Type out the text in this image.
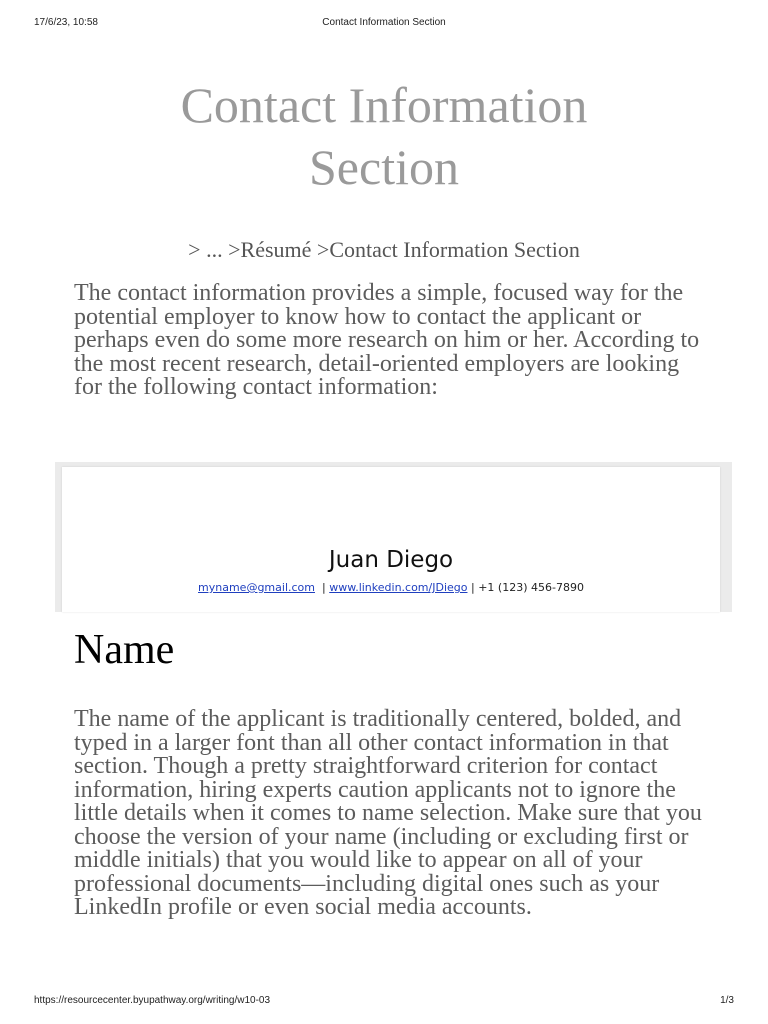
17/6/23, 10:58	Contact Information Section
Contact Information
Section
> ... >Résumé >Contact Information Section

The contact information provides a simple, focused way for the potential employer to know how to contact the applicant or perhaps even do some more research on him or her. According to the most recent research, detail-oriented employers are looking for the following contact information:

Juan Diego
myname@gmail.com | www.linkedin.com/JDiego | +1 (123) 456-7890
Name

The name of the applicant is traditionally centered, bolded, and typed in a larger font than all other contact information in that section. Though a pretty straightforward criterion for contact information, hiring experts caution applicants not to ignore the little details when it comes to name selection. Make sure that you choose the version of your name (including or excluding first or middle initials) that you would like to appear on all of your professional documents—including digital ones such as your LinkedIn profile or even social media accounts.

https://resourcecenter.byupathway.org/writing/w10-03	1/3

○ ○ ○ ○ ○ ○ ○

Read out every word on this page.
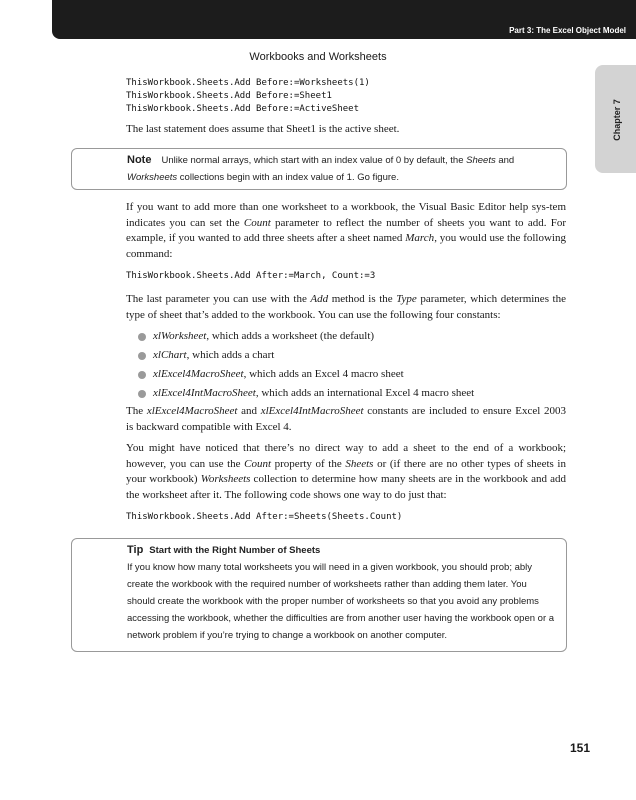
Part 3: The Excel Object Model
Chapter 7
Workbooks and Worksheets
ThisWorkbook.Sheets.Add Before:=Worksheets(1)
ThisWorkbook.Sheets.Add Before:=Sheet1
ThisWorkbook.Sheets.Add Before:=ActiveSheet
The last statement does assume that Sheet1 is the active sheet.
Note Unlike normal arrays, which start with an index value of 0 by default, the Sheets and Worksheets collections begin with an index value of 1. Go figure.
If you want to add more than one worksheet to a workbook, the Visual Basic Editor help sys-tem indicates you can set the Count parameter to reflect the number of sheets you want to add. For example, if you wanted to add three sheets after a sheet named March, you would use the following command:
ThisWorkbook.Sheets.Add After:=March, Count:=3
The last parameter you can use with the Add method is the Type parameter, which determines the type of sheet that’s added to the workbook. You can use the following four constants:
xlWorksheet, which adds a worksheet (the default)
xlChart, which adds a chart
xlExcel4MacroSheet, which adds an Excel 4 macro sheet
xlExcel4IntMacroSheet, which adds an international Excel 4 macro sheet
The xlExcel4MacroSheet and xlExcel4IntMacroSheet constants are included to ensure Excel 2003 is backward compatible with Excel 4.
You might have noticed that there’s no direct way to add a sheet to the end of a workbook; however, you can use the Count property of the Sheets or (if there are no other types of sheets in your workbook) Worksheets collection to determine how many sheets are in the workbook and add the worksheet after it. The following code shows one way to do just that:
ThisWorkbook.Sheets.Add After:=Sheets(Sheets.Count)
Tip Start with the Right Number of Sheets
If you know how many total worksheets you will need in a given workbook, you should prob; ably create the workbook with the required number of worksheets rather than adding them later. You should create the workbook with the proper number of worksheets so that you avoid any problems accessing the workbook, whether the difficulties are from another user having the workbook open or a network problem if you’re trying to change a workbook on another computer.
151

○ ○ ○ ○ ○ ○ ○

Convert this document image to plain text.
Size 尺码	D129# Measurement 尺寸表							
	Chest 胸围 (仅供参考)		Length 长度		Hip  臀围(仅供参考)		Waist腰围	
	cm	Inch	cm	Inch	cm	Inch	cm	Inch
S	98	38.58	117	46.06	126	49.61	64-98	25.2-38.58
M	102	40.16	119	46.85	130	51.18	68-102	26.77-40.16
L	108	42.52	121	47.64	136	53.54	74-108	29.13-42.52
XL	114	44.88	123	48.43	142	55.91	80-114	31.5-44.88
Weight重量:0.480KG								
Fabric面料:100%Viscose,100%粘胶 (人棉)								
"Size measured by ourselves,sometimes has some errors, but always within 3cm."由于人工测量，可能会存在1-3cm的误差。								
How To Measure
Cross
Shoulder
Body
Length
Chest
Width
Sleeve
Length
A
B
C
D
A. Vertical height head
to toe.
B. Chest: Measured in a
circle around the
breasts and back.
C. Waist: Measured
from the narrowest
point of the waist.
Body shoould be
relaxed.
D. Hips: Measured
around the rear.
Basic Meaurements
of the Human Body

○ ○ ○ ○ ○ ○ ○

Task goal. Copy every line from the entries that contains the word "text".

Solution.
Type out the text in this image.
Convert this document image to plain text.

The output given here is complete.